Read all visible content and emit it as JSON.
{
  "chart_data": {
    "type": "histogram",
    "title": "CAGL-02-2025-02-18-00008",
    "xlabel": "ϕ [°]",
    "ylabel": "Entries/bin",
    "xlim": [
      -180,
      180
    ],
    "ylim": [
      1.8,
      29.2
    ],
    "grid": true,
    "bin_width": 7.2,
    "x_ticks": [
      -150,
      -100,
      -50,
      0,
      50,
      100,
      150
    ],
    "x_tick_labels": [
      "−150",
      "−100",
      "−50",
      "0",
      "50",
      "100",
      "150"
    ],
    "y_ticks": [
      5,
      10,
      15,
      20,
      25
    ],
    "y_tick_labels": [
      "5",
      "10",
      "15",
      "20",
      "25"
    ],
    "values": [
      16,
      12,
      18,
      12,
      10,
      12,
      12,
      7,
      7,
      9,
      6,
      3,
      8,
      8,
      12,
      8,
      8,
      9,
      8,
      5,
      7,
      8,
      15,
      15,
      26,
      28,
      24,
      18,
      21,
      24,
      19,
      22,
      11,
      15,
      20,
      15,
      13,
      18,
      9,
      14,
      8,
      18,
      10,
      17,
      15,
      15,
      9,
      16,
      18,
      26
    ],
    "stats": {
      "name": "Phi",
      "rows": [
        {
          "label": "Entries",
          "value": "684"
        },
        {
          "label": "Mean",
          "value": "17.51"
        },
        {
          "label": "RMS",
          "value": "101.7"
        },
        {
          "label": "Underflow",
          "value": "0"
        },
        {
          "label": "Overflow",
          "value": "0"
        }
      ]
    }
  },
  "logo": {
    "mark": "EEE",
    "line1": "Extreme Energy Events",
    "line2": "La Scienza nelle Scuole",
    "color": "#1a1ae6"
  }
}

Set exercise ▸ Output all records verbatim.

Final result ▸
Read all visible content and emit it as JSON.
{
  "chart_data": {
    "type": "histogram",
    "title": "CAGL-02-2025-02-18-00008",
    "xlabel": "ϕ [°]",
    "ylabel": "Entries/bin",
    "xlim": [
      -180,
      180
    ],
    "ylim": [
      1.8,
      29.2
    ],
    "grid": true,
    "bin_width": 7.2,
    "x_ticks": [
      -150,
      -100,
      -50,
      0,
      50,
      100,
      150
    ],
    "x_tick_labels": [
      "−150",
      "−100",
      "−50",
      "0",
      "50",
      "100",
      "150"
    ],
    "y_ticks": [
      5,
      10,
      15,
      20,
      25
    ],
    "y_tick_labels": [
      "5",
      "10",
      "15",
      "20",
      "25"
    ],
    "values": [
      16,
      12,
      18,
      12,
      10,
      12,
      12,
      7,
      7,
      9,
      6,
      3,
      8,
      8,
      12,
      8,
      8,
      9,
      8,
      5,
      7,
      8,
      15,
      15,
      26,
      28,
      24,
      18,
      21,
      24,
      19,
      22,
      11,
      15,
      20,
      15,
      13,
      18,
      9,
      14,
      8,
      18,
      10,
      17,
      15,
      15,
      9,
      16,
      18,
      26
    ],
    "stats": {
      "name": "Phi",
      "rows": [
        {
          "label": "Entries",
          "value": "684"
        },
        {
          "label": "Mean",
          "value": "17.51"
        },
        {
          "label": "RMS",
          "value": "101.7"
        },
        {
          "label": "Underflow",
          "value": "0"
        },
        {
          "label": "Overflow",
          "value": "0"
        }
      ]
    }
  },
  "logo": {
    "mark": "EEE",
    "line1": "Extreme Energy Events",
    "line2": "La Scienza nelle Scuole",
    "color": "#1a1ae6"
  }
}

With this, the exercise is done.